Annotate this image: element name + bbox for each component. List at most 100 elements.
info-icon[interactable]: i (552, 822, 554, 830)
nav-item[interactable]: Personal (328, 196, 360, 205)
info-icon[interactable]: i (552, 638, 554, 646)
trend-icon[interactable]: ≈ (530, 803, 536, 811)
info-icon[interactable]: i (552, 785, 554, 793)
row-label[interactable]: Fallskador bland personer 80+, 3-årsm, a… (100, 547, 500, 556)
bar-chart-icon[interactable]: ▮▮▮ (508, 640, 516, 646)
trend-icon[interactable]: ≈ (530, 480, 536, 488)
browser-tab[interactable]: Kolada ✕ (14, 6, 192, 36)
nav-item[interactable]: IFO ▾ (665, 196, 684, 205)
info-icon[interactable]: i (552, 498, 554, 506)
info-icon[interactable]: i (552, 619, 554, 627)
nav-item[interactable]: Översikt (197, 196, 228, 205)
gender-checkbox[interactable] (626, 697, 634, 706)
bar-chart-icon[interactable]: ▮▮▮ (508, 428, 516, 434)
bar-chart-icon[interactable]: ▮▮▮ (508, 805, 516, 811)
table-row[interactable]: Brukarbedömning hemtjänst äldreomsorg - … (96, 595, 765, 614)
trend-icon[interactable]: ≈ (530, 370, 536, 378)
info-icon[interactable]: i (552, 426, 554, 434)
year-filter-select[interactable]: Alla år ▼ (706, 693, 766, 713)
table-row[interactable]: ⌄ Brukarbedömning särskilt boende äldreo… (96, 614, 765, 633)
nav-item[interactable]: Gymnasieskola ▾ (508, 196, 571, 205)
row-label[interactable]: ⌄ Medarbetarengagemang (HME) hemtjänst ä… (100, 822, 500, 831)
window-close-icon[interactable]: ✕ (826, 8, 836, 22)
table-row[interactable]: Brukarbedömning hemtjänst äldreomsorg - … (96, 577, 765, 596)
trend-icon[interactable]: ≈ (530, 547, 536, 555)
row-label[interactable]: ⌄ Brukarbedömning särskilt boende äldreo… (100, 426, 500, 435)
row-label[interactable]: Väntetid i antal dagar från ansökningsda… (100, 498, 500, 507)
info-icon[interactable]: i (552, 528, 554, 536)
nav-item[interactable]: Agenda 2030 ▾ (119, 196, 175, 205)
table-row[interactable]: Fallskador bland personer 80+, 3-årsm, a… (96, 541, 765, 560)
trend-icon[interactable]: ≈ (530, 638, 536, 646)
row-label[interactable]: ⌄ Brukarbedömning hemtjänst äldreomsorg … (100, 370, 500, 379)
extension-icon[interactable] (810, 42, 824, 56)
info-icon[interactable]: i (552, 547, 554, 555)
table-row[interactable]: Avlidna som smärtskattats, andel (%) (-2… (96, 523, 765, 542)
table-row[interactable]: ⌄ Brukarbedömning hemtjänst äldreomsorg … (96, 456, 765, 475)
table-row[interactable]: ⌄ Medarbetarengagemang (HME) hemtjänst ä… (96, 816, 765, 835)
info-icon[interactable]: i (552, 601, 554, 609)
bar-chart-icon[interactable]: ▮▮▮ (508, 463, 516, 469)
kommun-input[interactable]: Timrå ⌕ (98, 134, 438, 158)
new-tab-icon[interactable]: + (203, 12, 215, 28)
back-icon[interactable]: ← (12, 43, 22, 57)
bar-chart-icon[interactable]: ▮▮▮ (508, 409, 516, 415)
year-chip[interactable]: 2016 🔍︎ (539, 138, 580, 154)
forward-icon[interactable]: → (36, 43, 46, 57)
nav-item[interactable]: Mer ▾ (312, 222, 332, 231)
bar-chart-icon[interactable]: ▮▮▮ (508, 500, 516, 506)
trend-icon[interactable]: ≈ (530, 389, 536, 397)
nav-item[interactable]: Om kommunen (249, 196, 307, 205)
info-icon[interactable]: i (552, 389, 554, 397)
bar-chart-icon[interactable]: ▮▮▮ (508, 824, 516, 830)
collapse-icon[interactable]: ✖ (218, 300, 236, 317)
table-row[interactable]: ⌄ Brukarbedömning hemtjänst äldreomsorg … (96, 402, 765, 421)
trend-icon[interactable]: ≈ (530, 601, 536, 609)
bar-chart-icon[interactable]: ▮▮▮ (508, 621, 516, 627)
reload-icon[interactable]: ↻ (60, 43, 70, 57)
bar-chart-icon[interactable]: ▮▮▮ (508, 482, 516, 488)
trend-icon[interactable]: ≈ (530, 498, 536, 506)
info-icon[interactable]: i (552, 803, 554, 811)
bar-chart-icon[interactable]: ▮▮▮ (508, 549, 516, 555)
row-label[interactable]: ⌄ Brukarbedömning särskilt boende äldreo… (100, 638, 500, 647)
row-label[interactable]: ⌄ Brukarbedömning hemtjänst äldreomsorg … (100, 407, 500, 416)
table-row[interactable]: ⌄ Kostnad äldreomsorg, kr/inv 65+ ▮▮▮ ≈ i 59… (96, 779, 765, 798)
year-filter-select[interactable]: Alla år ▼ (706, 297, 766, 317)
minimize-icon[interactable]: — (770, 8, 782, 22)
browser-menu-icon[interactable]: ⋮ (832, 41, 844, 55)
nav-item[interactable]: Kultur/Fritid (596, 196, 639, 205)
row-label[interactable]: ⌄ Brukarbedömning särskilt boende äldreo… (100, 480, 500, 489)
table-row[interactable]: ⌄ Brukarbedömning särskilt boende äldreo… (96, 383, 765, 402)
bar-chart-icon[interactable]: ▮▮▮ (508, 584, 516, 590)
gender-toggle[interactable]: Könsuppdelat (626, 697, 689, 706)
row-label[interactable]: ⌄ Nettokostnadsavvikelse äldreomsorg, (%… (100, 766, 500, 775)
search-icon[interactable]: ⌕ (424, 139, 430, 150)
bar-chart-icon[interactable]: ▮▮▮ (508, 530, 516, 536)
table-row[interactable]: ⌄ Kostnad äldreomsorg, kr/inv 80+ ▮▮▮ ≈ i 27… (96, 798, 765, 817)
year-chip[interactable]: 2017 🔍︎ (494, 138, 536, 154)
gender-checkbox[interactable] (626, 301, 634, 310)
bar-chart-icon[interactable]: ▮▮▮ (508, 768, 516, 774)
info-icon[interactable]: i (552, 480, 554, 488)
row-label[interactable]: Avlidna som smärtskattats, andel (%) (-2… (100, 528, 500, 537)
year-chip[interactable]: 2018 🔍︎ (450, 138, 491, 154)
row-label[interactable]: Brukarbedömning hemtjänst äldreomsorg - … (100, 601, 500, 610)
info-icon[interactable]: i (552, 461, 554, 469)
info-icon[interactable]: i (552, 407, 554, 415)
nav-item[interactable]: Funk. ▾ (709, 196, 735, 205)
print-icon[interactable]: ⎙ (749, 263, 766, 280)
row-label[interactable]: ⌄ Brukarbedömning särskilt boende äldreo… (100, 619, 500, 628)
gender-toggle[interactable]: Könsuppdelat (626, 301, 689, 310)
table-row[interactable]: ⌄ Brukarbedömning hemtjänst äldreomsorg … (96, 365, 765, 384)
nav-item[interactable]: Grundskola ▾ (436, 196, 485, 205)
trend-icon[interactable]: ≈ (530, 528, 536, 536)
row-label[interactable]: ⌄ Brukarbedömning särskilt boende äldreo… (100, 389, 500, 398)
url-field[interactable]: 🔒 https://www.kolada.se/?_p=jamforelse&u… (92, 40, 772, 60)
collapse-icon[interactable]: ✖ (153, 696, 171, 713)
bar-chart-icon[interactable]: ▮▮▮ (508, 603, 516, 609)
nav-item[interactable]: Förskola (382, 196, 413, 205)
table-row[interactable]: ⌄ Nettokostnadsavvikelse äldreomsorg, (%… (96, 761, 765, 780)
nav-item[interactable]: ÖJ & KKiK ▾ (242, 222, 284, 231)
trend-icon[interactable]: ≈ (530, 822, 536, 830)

-----

→ TASK
Copy out every entry above word for word, keeping each one unchanged and in its original order.

→ WORKED SOLUTION
Annotate this image: element name + bbox for each component. List at most 100 elements.
info-icon[interactable]: i (552, 822, 554, 830)
nav-item[interactable]: Personal (328, 196, 360, 205)
info-icon[interactable]: i (552, 638, 554, 646)
trend-icon[interactable]: ≈ (530, 803, 536, 811)
info-icon[interactable]: i (552, 785, 554, 793)
row-label[interactable]: Fallskador bland personer 80+, 3-årsm, a… (100, 547, 500, 556)
bar-chart-icon[interactable]: ▮▮▮ (508, 640, 516, 646)
trend-icon[interactable]: ≈ (530, 480, 536, 488)
browser-tab[interactable]: Kolada ✕ (14, 6, 192, 36)
nav-item[interactable]: IFO ▾ (665, 196, 684, 205)
info-icon[interactable]: i (552, 498, 554, 506)
info-icon[interactable]: i (552, 619, 554, 627)
nav-item[interactable]: Översikt (197, 196, 228, 205)
gender-checkbox[interactable] (626, 697, 634, 706)
bar-chart-icon[interactable]: ▮▮▮ (508, 428, 516, 434)
bar-chart-icon[interactable]: ▮▮▮ (508, 805, 516, 811)
table-row[interactable]: Brukarbedömning hemtjänst äldreomsorg - … (96, 595, 765, 614)
trend-icon[interactable]: ≈ (530, 370, 536, 378)
info-icon[interactable]: i (552, 426, 554, 434)
year-filter-select[interactable]: Alla år ▼ (706, 693, 766, 713)
table-row[interactable]: ⌄ Brukarbedömning särskilt boende äldreo… (96, 614, 765, 633)
nav-item[interactable]: Gymnasieskola ▾ (508, 196, 571, 205)
row-label[interactable]: ⌄ Medarbetarengagemang (HME) hemtjänst ä… (100, 822, 500, 831)
window-close-icon[interactable]: ✕ (826, 8, 836, 22)
table-row[interactable]: Brukarbedömning hemtjänst äldreomsorg - … (96, 577, 765, 596)
trend-icon[interactable]: ≈ (530, 547, 536, 555)
row-label[interactable]: ⌄ Brukarbedömning särskilt boende äldreo… (100, 426, 500, 435)
row-label[interactable]: Väntetid i antal dagar från ansökningsda… (100, 498, 500, 507)
info-icon[interactable]: i (552, 528, 554, 536)
nav-item[interactable]: Agenda 2030 ▾ (119, 196, 175, 205)
table-row[interactable]: Fallskador bland personer 80+, 3-årsm, a… (96, 541, 765, 560)
trend-icon[interactable]: ≈ (530, 638, 536, 646)
row-label[interactable]: ⌄ Brukarbedömning hemtjänst äldreomsorg … (100, 370, 500, 379)
extension-icon[interactable] (810, 42, 824, 56)
info-icon[interactable]: i (552, 547, 554, 555)
table-row[interactable]: Avlidna som smärtskattats, andel (%) (-2… (96, 523, 765, 542)
table-row[interactable]: ⌄ Brukarbedömning hemtjänst äldreomsorg … (96, 456, 765, 475)
table-row[interactable]: ⌄ Medarbetarengagemang (HME) hemtjänst ä… (96, 816, 765, 835)
info-icon[interactable]: i (552, 601, 554, 609)
bar-chart-icon[interactable]: ▮▮▮ (508, 463, 516, 469)
kommun-input[interactable]: Timrå ⌕ (98, 134, 438, 158)
new-tab-icon[interactable]: + (203, 12, 215, 28)
back-icon[interactable]: ← (12, 43, 22, 57)
bar-chart-icon[interactable]: ▮▮▮ (508, 409, 516, 415)
year-chip[interactable]: 2016 🔍︎ (539, 138, 580, 154)
forward-icon[interactable]: → (36, 43, 46, 57)
nav-item[interactable]: Mer ▾ (312, 222, 332, 231)
bar-chart-icon[interactable]: ▮▮▮ (508, 500, 516, 506)
trend-icon[interactable]: ≈ (530, 389, 536, 397)
nav-item[interactable]: Om kommunen (249, 196, 307, 205)
info-icon[interactable]: i (552, 389, 554, 397)
bar-chart-icon[interactable]: ▮▮▮ (508, 824, 516, 830)
collapse-icon[interactable]: ✖ (218, 300, 236, 317)
table-row[interactable]: ⌄ Brukarbedömning hemtjänst äldreomsorg … (96, 402, 765, 421)
trend-icon[interactable]: ≈ (530, 601, 536, 609)
bar-chart-icon[interactable]: ▮▮▮ (508, 621, 516, 627)
reload-icon[interactable]: ↻ (60, 43, 70, 57)
bar-chart-icon[interactable]: ▮▮▮ (508, 482, 516, 488)
trend-icon[interactable]: ≈ (530, 498, 536, 506)
info-icon[interactable]: i (552, 803, 554, 811)
bar-chart-icon[interactable]: ▮▮▮ (508, 549, 516, 555)
row-label[interactable]: ⌄ Brukarbedömning särskilt boende äldreo… (100, 638, 500, 647)
row-label[interactable]: ⌄ Brukarbedömning hemtjänst äldreomsorg … (100, 407, 500, 416)
table-row[interactable]: ⌄ Kostnad äldreomsorg, kr/inv 65+ ▮▮▮ ≈ i 59… (96, 779, 765, 798)
year-filter-select[interactable]: Alla år ▼ (706, 297, 766, 317)
minimize-icon[interactable]: — (770, 8, 782, 22)
browser-menu-icon[interactable]: ⋮ (832, 41, 844, 55)
nav-item[interactable]: Kultur/Fritid (596, 196, 639, 205)
row-label[interactable]: ⌄ Brukarbedömning särskilt boende äldreo… (100, 480, 500, 489)
table-row[interactable]: ⌄ Brukarbedömning särskilt boende äldreo… (96, 383, 765, 402)
bar-chart-icon[interactable]: ▮▮▮ (508, 584, 516, 590)
gender-toggle[interactable]: Könsuppdelat (626, 697, 689, 706)
row-label[interactable]: ⌄ Nettokostnadsavvikelse äldreomsorg, (%… (100, 766, 500, 775)
search-icon[interactable]: ⌕ (424, 139, 430, 150)
bar-chart-icon[interactable]: ▮▮▮ (508, 530, 516, 536)
table-row[interactable]: ⌄ Kostnad äldreomsorg, kr/inv 80+ ▮▮▮ ≈ i 27… (96, 798, 765, 817)
year-chip[interactable]: 2017 🔍︎ (494, 138, 536, 154)
gender-checkbox[interactable] (626, 301, 634, 310)
bar-chart-icon[interactable]: ▮▮▮ (508, 768, 516, 774)
info-icon[interactable]: i (552, 480, 554, 488)
row-label[interactable]: Avlidna som smärtskattats, andel (%) (-2… (100, 528, 500, 537)
year-chip[interactable]: 2018 🔍︎ (450, 138, 491, 154)
row-label[interactable]: Brukarbedömning hemtjänst äldreomsorg - … (100, 601, 500, 610)
info-icon[interactable]: i (552, 461, 554, 469)
info-icon[interactable]: i (552, 407, 554, 415)
nav-item[interactable]: Funk. ▾ (709, 196, 735, 205)
print-icon[interactable]: ⎙ (749, 263, 766, 280)
row-label[interactable]: ⌄ Brukarbedömning särskilt boende äldreo… (100, 619, 500, 628)
gender-toggle[interactable]: Könsuppdelat (626, 301, 689, 310)
table-row[interactable]: ⌄ Brukarbedömning hemtjänst äldreomsorg … (96, 365, 765, 384)
nav-item[interactable]: Grundskola ▾ (436, 196, 485, 205)
trend-icon[interactable]: ≈ (530, 528, 536, 536)
row-label[interactable]: ⌄ Brukarbedömning särskilt boende äldreo… (100, 389, 500, 398)
url-field[interactable]: 🔒 https://www.kolada.se/?_p=jamforelse&u… (92, 40, 772, 60)
collapse-icon[interactable]: ✖ (153, 696, 171, 713)
bar-chart-icon[interactable]: ▮▮▮ (508, 603, 516, 609)
nav-item[interactable]: Förskola (382, 196, 413, 205)
table-row[interactable]: ⌄ Nettokostnadsavvikelse äldreomsorg, (%… (96, 761, 765, 780)
nav-item[interactable]: ÖJ & KKiK ▾ (242, 222, 284, 231)
trend-icon[interactable]: ≈ (530, 822, 536, 830)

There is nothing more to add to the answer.